Dataset excerpt
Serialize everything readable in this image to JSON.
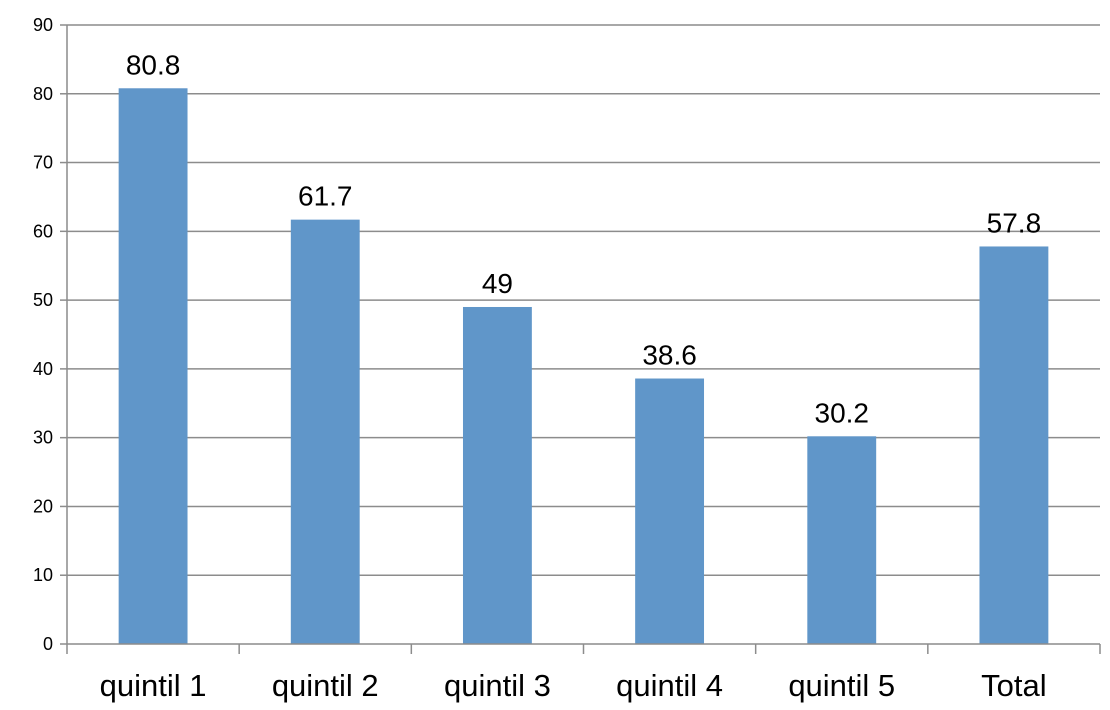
{
  "chart_data": {
    "type": "bar",
    "title": "",
    "xlabel": "",
    "ylabel": "",
    "categories": [
      "quintil 1",
      "quintil 2",
      "quintil 3",
      "quintil 4",
      "quintil 5",
      "Total"
    ],
    "values": [
      80.8,
      61.7,
      49,
      38.6,
      30.2,
      57.8
    ],
    "data_labels": [
      "80.8",
      "61.7",
      "49",
      "38.6",
      "30.2",
      "57.8"
    ],
    "ylim": [
      0,
      90
    ],
    "yticks": [
      0,
      10,
      20,
      30,
      40,
      50,
      60,
      70,
      80,
      90
    ],
    "grid": true,
    "legend": "none",
    "bar_color": "#6096C9",
    "grid_color": "#8C8C8C"
  }
}
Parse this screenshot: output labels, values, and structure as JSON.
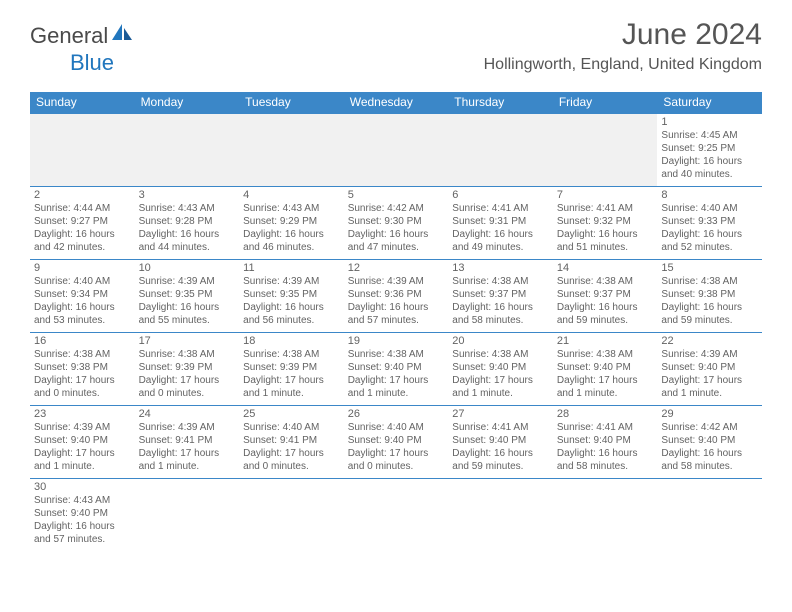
{
  "header": {
    "logo_general": "General",
    "logo_blue": "Blue",
    "month_title": "June 2024",
    "location": "Hollingworth, England, United Kingdom"
  },
  "colors": {
    "header_bar": "#3b87c8",
    "text_gray": "#636363",
    "logo_blue": "#2176bd",
    "empty_cell": "#f1f1f1",
    "border": "#3b87c8"
  },
  "weekdays": [
    "Sunday",
    "Monday",
    "Tuesday",
    "Wednesday",
    "Thursday",
    "Friday",
    "Saturday"
  ],
  "weeks": [
    [
      {
        "empty": true
      },
      {
        "empty": true
      },
      {
        "empty": true
      },
      {
        "empty": true
      },
      {
        "empty": true
      },
      {
        "empty": true
      },
      {
        "day": "1",
        "sunrise": "Sunrise: 4:45 AM",
        "sunset": "Sunset: 9:25 PM",
        "daylight1": "Daylight: 16 hours",
        "daylight2": "and 40 minutes."
      }
    ],
    [
      {
        "day": "2",
        "sunrise": "Sunrise: 4:44 AM",
        "sunset": "Sunset: 9:27 PM",
        "daylight1": "Daylight: 16 hours",
        "daylight2": "and 42 minutes."
      },
      {
        "day": "3",
        "sunrise": "Sunrise: 4:43 AM",
        "sunset": "Sunset: 9:28 PM",
        "daylight1": "Daylight: 16 hours",
        "daylight2": "and 44 minutes."
      },
      {
        "day": "4",
        "sunrise": "Sunrise: 4:43 AM",
        "sunset": "Sunset: 9:29 PM",
        "daylight1": "Daylight: 16 hours",
        "daylight2": "and 46 minutes."
      },
      {
        "day": "5",
        "sunrise": "Sunrise: 4:42 AM",
        "sunset": "Sunset: 9:30 PM",
        "daylight1": "Daylight: 16 hours",
        "daylight2": "and 47 minutes."
      },
      {
        "day": "6",
        "sunrise": "Sunrise: 4:41 AM",
        "sunset": "Sunset: 9:31 PM",
        "daylight1": "Daylight: 16 hours",
        "daylight2": "and 49 minutes."
      },
      {
        "day": "7",
        "sunrise": "Sunrise: 4:41 AM",
        "sunset": "Sunset: 9:32 PM",
        "daylight1": "Daylight: 16 hours",
        "daylight2": "and 51 minutes."
      },
      {
        "day": "8",
        "sunrise": "Sunrise: 4:40 AM",
        "sunset": "Sunset: 9:33 PM",
        "daylight1": "Daylight: 16 hours",
        "daylight2": "and 52 minutes."
      }
    ],
    [
      {
        "day": "9",
        "sunrise": "Sunrise: 4:40 AM",
        "sunset": "Sunset: 9:34 PM",
        "daylight1": "Daylight: 16 hours",
        "daylight2": "and 53 minutes."
      },
      {
        "day": "10",
        "sunrise": "Sunrise: 4:39 AM",
        "sunset": "Sunset: 9:35 PM",
        "daylight1": "Daylight: 16 hours",
        "daylight2": "and 55 minutes."
      },
      {
        "day": "11",
        "sunrise": "Sunrise: 4:39 AM",
        "sunset": "Sunset: 9:35 PM",
        "daylight1": "Daylight: 16 hours",
        "daylight2": "and 56 minutes."
      },
      {
        "day": "12",
        "sunrise": "Sunrise: 4:39 AM",
        "sunset": "Sunset: 9:36 PM",
        "daylight1": "Daylight: 16 hours",
        "daylight2": "and 57 minutes."
      },
      {
        "day": "13",
        "sunrise": "Sunrise: 4:38 AM",
        "sunset": "Sunset: 9:37 PM",
        "daylight1": "Daylight: 16 hours",
        "daylight2": "and 58 minutes."
      },
      {
        "day": "14",
        "sunrise": "Sunrise: 4:38 AM",
        "sunset": "Sunset: 9:37 PM",
        "daylight1": "Daylight: 16 hours",
        "daylight2": "and 59 minutes."
      },
      {
        "day": "15",
        "sunrise": "Sunrise: 4:38 AM",
        "sunset": "Sunset: 9:38 PM",
        "daylight1": "Daylight: 16 hours",
        "daylight2": "and 59 minutes."
      }
    ],
    [
      {
        "day": "16",
        "sunrise": "Sunrise: 4:38 AM",
        "sunset": "Sunset: 9:38 PM",
        "daylight1": "Daylight: 17 hours",
        "daylight2": "and 0 minutes."
      },
      {
        "day": "17",
        "sunrise": "Sunrise: 4:38 AM",
        "sunset": "Sunset: 9:39 PM",
        "daylight1": "Daylight: 17 hours",
        "daylight2": "and 0 minutes."
      },
      {
        "day": "18",
        "sunrise": "Sunrise: 4:38 AM",
        "sunset": "Sunset: 9:39 PM",
        "daylight1": "Daylight: 17 hours",
        "daylight2": "and 1 minute."
      },
      {
        "day": "19",
        "sunrise": "Sunrise: 4:38 AM",
        "sunset": "Sunset: 9:40 PM",
        "daylight1": "Daylight: 17 hours",
        "daylight2": "and 1 minute."
      },
      {
        "day": "20",
        "sunrise": "Sunrise: 4:38 AM",
        "sunset": "Sunset: 9:40 PM",
        "daylight1": "Daylight: 17 hours",
        "daylight2": "and 1 minute."
      },
      {
        "day": "21",
        "sunrise": "Sunrise: 4:38 AM",
        "sunset": "Sunset: 9:40 PM",
        "daylight1": "Daylight: 17 hours",
        "daylight2": "and 1 minute."
      },
      {
        "day": "22",
        "sunrise": "Sunrise: 4:39 AM",
        "sunset": "Sunset: 9:40 PM",
        "daylight1": "Daylight: 17 hours",
        "daylight2": "and 1 minute."
      }
    ],
    [
      {
        "day": "23",
        "sunrise": "Sunrise: 4:39 AM",
        "sunset": "Sunset: 9:40 PM",
        "daylight1": "Daylight: 17 hours",
        "daylight2": "and 1 minute."
      },
      {
        "day": "24",
        "sunrise": "Sunrise: 4:39 AM",
        "sunset": "Sunset: 9:41 PM",
        "daylight1": "Daylight: 17 hours",
        "daylight2": "and 1 minute."
      },
      {
        "day": "25",
        "sunrise": "Sunrise: 4:40 AM",
        "sunset": "Sunset: 9:41 PM",
        "daylight1": "Daylight: 17 hours",
        "daylight2": "and 0 minutes."
      },
      {
        "day": "26",
        "sunrise": "Sunrise: 4:40 AM",
        "sunset": "Sunset: 9:40 PM",
        "daylight1": "Daylight: 17 hours",
        "daylight2": "and 0 minutes."
      },
      {
        "day": "27",
        "sunrise": "Sunrise: 4:41 AM",
        "sunset": "Sunset: 9:40 PM",
        "daylight1": "Daylight: 16 hours",
        "daylight2": "and 59 minutes."
      },
      {
        "day": "28",
        "sunrise": "Sunrise: 4:41 AM",
        "sunset": "Sunset: 9:40 PM",
        "daylight1": "Daylight: 16 hours",
        "daylight2": "and 58 minutes."
      },
      {
        "day": "29",
        "sunrise": "Sunrise: 4:42 AM",
        "sunset": "Sunset: 9:40 PM",
        "daylight1": "Daylight: 16 hours",
        "daylight2": "and 58 minutes."
      }
    ],
    [
      {
        "day": "30",
        "sunrise": "Sunrise: 4:43 AM",
        "sunset": "Sunset: 9:40 PM",
        "daylight1": "Daylight: 16 hours",
        "daylight2": "and 57 minutes."
      },
      {
        "empty_last": true
      },
      {
        "empty_last": true
      },
      {
        "empty_last": true
      },
      {
        "empty_last": true
      },
      {
        "empty_last": true
      },
      {
        "empty_last": true
      }
    ]
  ]
}
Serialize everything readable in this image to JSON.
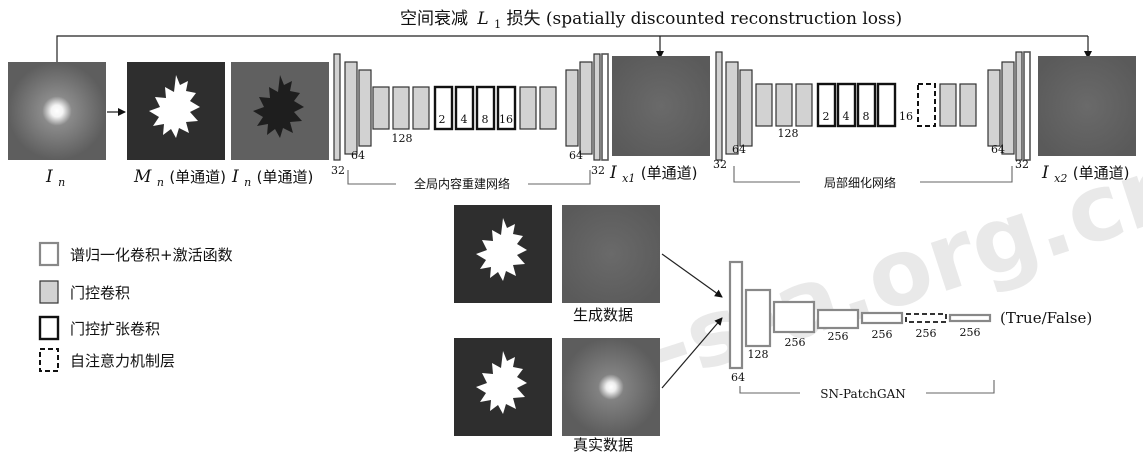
{
  "title": {
    "prefix": "空间衰减",
    "symbol": "L",
    "sub": "1",
    "suffix": " 损失 (spatially discounted reconstruction loss)"
  },
  "images": {
    "in": {
      "sym": "I",
      "sub": "n",
      "suffix": ""
    },
    "mn": {
      "sym": "M",
      "sub": "n",
      "suffix": " (单通道)"
    },
    "in2": {
      "sym": "I",
      "sub": "n",
      "suffix": " (单通道)"
    },
    "ix1": {
      "sym": "I",
      "sub": "x1",
      "suffix": " (单通道)"
    },
    "ix2": {
      "sym": "I",
      "sub": "x2",
      "suffix": " (单通道)"
    }
  },
  "networks": {
    "global": "全局内容重建网络",
    "local": "局部细化网络",
    "disc": "SN-PatchGAN"
  },
  "channel_labels": {
    "c32": "32",
    "c64": "64",
    "c128": "128",
    "c256": "256",
    "d2": "2",
    "d4": "4",
    "d8": "8",
    "d16": "16"
  },
  "legend": [
    {
      "label": "谱归一化卷积+激活函数",
      "icon": "sn-conv-icon"
    },
    {
      "label": "门控卷积",
      "icon": "gated-conv-icon"
    },
    {
      "label": "门控扩张卷积",
      "icon": "gated-dilated-conv-icon"
    },
    {
      "label": "自注意力机制层",
      "icon": "self-attention-icon"
    }
  ],
  "disc_inputs": {
    "generated": "生成数据",
    "real": "真实数据"
  },
  "output": "(True/False)",
  "watermark": "c-s-a.org.cn",
  "colors": {
    "gated": "#d2d2d2",
    "image_bg": "#5e5e5e",
    "mask_bg": "#2e2e2e"
  }
}
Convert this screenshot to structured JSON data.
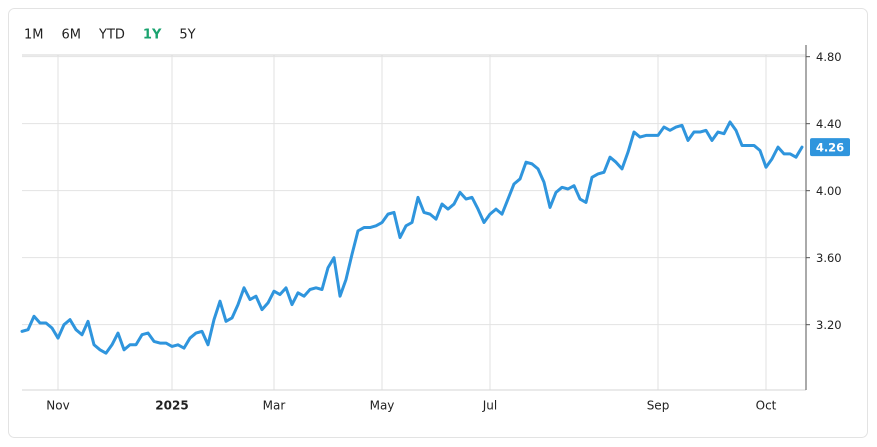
{
  "ranges": [
    "1M",
    "6M",
    "YTD",
    "1Y",
    "5Y"
  ],
  "selected_range": "1Y",
  "chart_data": {
    "type": "line",
    "color": "#2f95dd",
    "grid": true,
    "categories": [
      null,
      null,
      null,
      null,
      null,
      null,
      "Nov",
      null,
      null,
      null,
      null,
      null,
      null,
      null,
      null,
      null,
      null,
      null,
      null,
      null,
      null,
      null,
      null,
      null,
      null,
      "2025",
      null,
      null,
      null,
      null,
      null,
      null,
      null,
      null,
      null,
      null,
      null,
      null,
      null,
      null,
      null,
      null,
      "Mar",
      null,
      null,
      null,
      null,
      null,
      null,
      null,
      null,
      null,
      null,
      null,
      null,
      null,
      null,
      null,
      null,
      null,
      "May",
      null,
      null,
      null,
      null,
      null,
      null,
      null,
      null,
      null,
      null,
      null,
      null,
      null,
      null,
      null,
      null,
      null,
      "Jul",
      null,
      null,
      null,
      null,
      null,
      null,
      null,
      null,
      null,
      null,
      null,
      null,
      null,
      null,
      null,
      null,
      null,
      null,
      null,
      null,
      null,
      null,
      null,
      null,
      null,
      null,
      null,
      "Sep",
      null,
      null,
      null,
      null,
      null,
      null,
      null,
      null,
      null,
      null,
      null,
      null,
      null,
      null,
      null,
      null,
      null,
      "Oct",
      null,
      null,
      null,
      null,
      null,
      null
    ],
    "values": [
      3.16,
      3.17,
      3.25,
      3.21,
      3.21,
      3.18,
      3.12,
      3.2,
      3.23,
      3.17,
      3.14,
      3.22,
      3.08,
      3.05,
      3.03,
      3.08,
      3.15,
      3.05,
      3.08,
      3.08,
      3.14,
      3.15,
      3.1,
      3.09,
      3.09,
      3.07,
      3.08,
      3.06,
      3.12,
      3.15,
      3.16,
      3.08,
      3.23,
      3.34,
      3.22,
      3.24,
      3.32,
      3.42,
      3.35,
      3.37,
      3.29,
      3.33,
      3.4,
      3.38,
      3.42,
      3.32,
      3.39,
      3.37,
      3.41,
      3.42,
      3.41,
      3.54,
      3.6,
      3.37,
      3.47,
      3.62,
      3.76,
      3.78,
      3.78,
      3.79,
      3.81,
      3.86,
      3.87,
      3.72,
      3.79,
      3.81,
      3.96,
      3.87,
      3.86,
      3.83,
      3.92,
      3.89,
      3.92,
      3.99,
      3.95,
      3.96,
      3.89,
      3.81,
      3.86,
      3.89,
      3.86,
      3.95,
      4.04,
      4.07,
      4.17,
      4.16,
      4.13,
      4.05,
      3.9,
      3.99,
      4.02,
      4.01,
      4.03,
      3.95,
      3.93,
      4.08,
      4.1,
      4.11,
      4.2,
      4.17,
      4.13,
      4.23,
      4.35,
      4.32,
      4.33,
      4.33,
      4.33,
      4.38,
      4.36,
      4.38,
      4.39,
      4.3,
      4.35,
      4.35,
      4.36,
      4.3,
      4.35,
      4.34,
      4.41,
      4.36,
      4.27,
      4.27,
      4.27,
      4.24,
      4.14,
      4.19,
      4.26,
      4.22,
      4.22,
      4.2,
      4.26
    ],
    "ylim": [
      2.81,
      4.81
    ],
    "yticks": [
      {
        "value": 3.2,
        "label": "3.20"
      },
      {
        "value": 3.6,
        "label": "3.60"
      },
      {
        "value": 4.0,
        "label": "4.00"
      },
      {
        "value": 4.4,
        "label": "4.40"
      },
      {
        "value": 4.8,
        "label": "4.80"
      }
    ],
    "last_value_label": "4.26"
  }
}
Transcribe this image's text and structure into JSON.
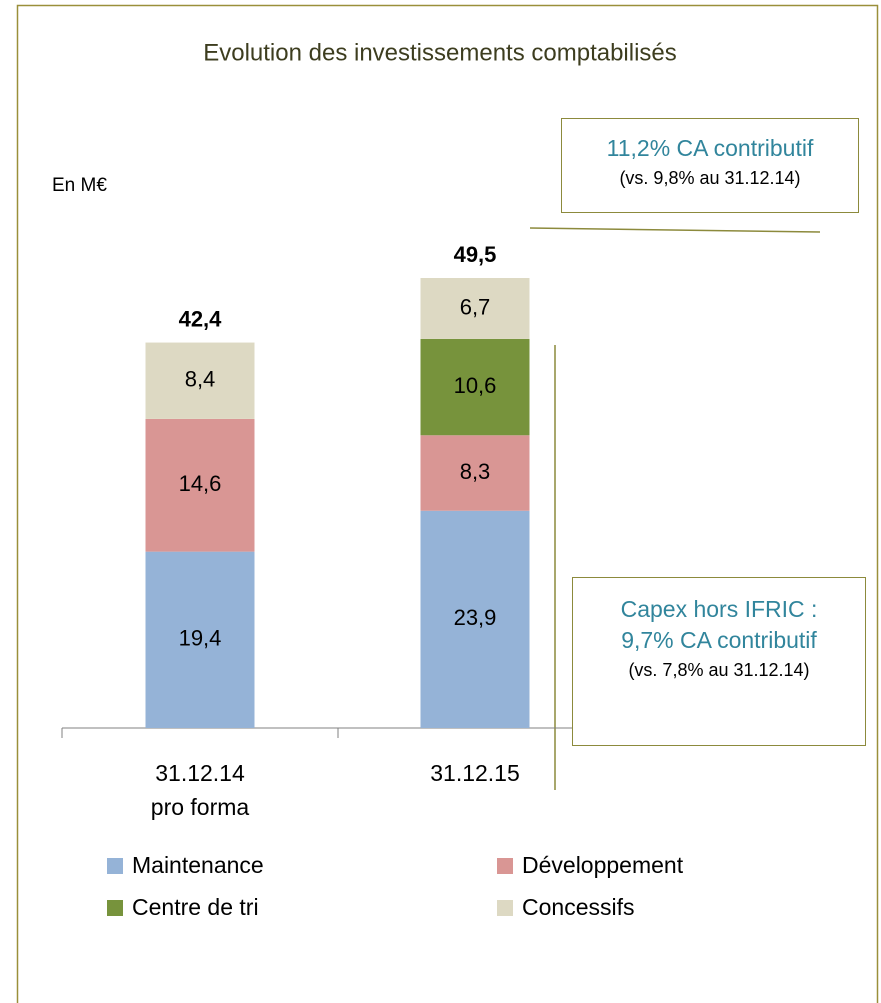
{
  "chart_data": {
    "type": "stacked_bar",
    "title": "Evolution des investissements comptabilisés",
    "unit": "En M€",
    "categories": [
      "31.12.14\npro forma",
      "31.12.15"
    ],
    "series": [
      {
        "name": "Maintenance",
        "color": "#95b3d7",
        "values": [
          19.4,
          23.9
        ],
        "value_labels": [
          "19,4",
          "23,9"
        ]
      },
      {
        "name": "Développement",
        "color": "#d99694",
        "values": [
          14.6,
          8.3
        ],
        "value_labels": [
          "14,6",
          "8,3"
        ]
      },
      {
        "name": "Centre de tri",
        "color": "#77933c",
        "values": [
          null,
          10.6
        ],
        "value_labels": [
          null,
          "10,6"
        ]
      },
      {
        "name": "Concessifs",
        "color": "#ddd9c3",
        "values": [
          8.4,
          6.7
        ],
        "value_labels": [
          "8,4",
          "6,7"
        ]
      }
    ],
    "totals": {
      "values": [
        42.4,
        49.5
      ],
      "value_labels": [
        "42,4",
        "49,5"
      ]
    },
    "annotations": [
      "11,2% CA contributif",
      "(vs. 9,8% au 31.12.14)",
      "Capex hors IFRIC :",
      "9,7% CA contributif",
      "(vs. 7,8% au 31.12.14)"
    ]
  }
}
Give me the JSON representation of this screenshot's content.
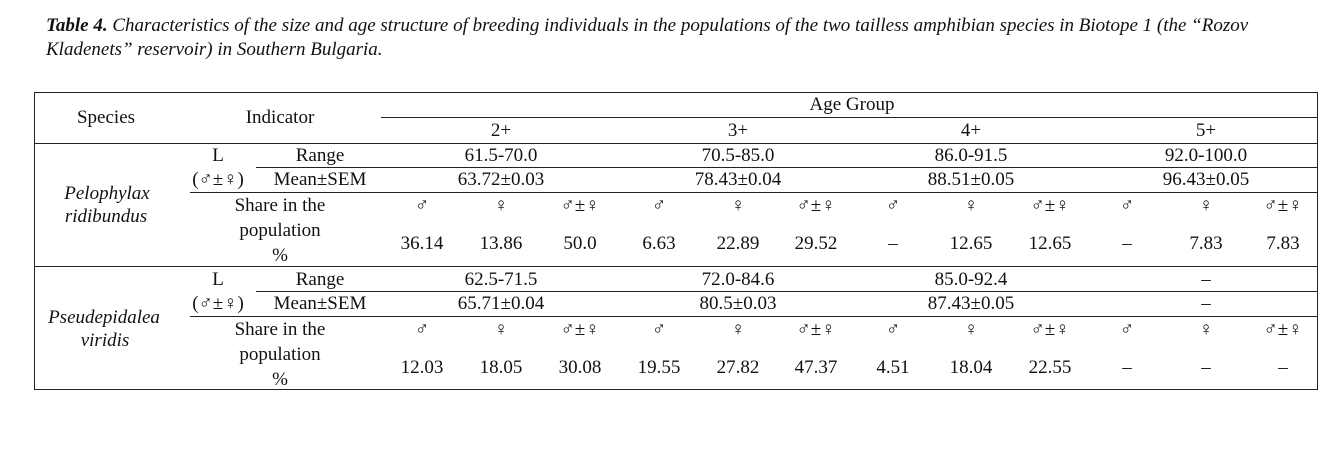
{
  "caption": {
    "label": "Table 4.",
    "text": "Characteristics of the size and age structure of breeding individuals in the populations of the two tailless amphibian species in Biotope 1 (the “Rozov Kladenets” reservoir) in Southern Bulgaria."
  },
  "header": {
    "species": "Species",
    "indicator": "Indicator",
    "age_group": "Age Group",
    "groups": [
      "2+",
      "3+",
      "4+",
      "5+"
    ]
  },
  "labels": {
    "L": "L",
    "sex": "(♂±♀)",
    "range": "Range",
    "mean": "Mean±SEM",
    "share1": "Share in the",
    "share2": "population",
    "share3": "%",
    "male": "♂",
    "female": "♀",
    "both": "♂±♀"
  },
  "species": [
    {
      "name1": "Pelophylax",
      "name2": "ridibundus",
      "range": [
        "61.5-70.0",
        "70.5-85.0",
        "86.0-91.5",
        "92.0-100.0"
      ],
      "mean": [
        "63.72±0.03",
        "78.43±0.04",
        "88.51±0.05",
        "96.43±0.05"
      ],
      "share": [
        "36.14",
        "13.86",
        "50.0",
        "6.63",
        "22.89",
        "29.52",
        "–",
        "12.65",
        "12.65",
        "–",
        "7.83",
        "7.83"
      ]
    },
    {
      "name1": "Pseudepidalea",
      "name2": "viridis",
      "range": [
        "62.5-71.5",
        "72.0-84.6",
        "85.0-92.4",
        "–"
      ],
      "mean": [
        "65.71±0.04",
        "80.5±0.03",
        "87.43±0.05",
        "–"
      ],
      "share": [
        "12.03",
        "18.05",
        "30.08",
        "19.55",
        "27.82",
        "47.37",
        "4.51",
        "18.04",
        "22.55",
        "–",
        "–",
        "–"
      ]
    }
  ]
}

> [Task goal] What do the lines above say from the line containing "Give me the" through the last line? Quote them exactly, both ends included, and leave out the pictures.

> [The answer]
Give me the JSON representation of this screenshot's content.
{
  "caption": {
    "label": "Table 4.",
    "text": "Characteristics of the size and age structure of breeding individuals in the populations of the two tailless amphibian species in Biotope 1 (the “Rozov Kladenets” reservoir) in Southern Bulgaria."
  },
  "header": {
    "species": "Species",
    "indicator": "Indicator",
    "age_group": "Age Group",
    "groups": [
      "2+",
      "3+",
      "4+",
      "5+"
    ]
  },
  "labels": {
    "L": "L",
    "sex": "(♂±♀)",
    "range": "Range",
    "mean": "Mean±SEM",
    "share1": "Share in the",
    "share2": "population",
    "share3": "%",
    "male": "♂",
    "female": "♀",
    "both": "♂±♀"
  },
  "species": [
    {
      "name1": "Pelophylax",
      "name2": "ridibundus",
      "range": [
        "61.5-70.0",
        "70.5-85.0",
        "86.0-91.5",
        "92.0-100.0"
      ],
      "mean": [
        "63.72±0.03",
        "78.43±0.04",
        "88.51±0.05",
        "96.43±0.05"
      ],
      "share": [
        "36.14",
        "13.86",
        "50.0",
        "6.63",
        "22.89",
        "29.52",
        "–",
        "12.65",
        "12.65",
        "–",
        "7.83",
        "7.83"
      ]
    },
    {
      "name1": "Pseudepidalea",
      "name2": "viridis",
      "range": [
        "62.5-71.5",
        "72.0-84.6",
        "85.0-92.4",
        "–"
      ],
      "mean": [
        "65.71±0.04",
        "80.5±0.03",
        "87.43±0.05",
        "–"
      ],
      "share": [
        "12.03",
        "18.05",
        "30.08",
        "19.55",
        "27.82",
        "47.37",
        "4.51",
        "18.04",
        "22.55",
        "–",
        "–",
        "–"
      ]
    }
  ]
}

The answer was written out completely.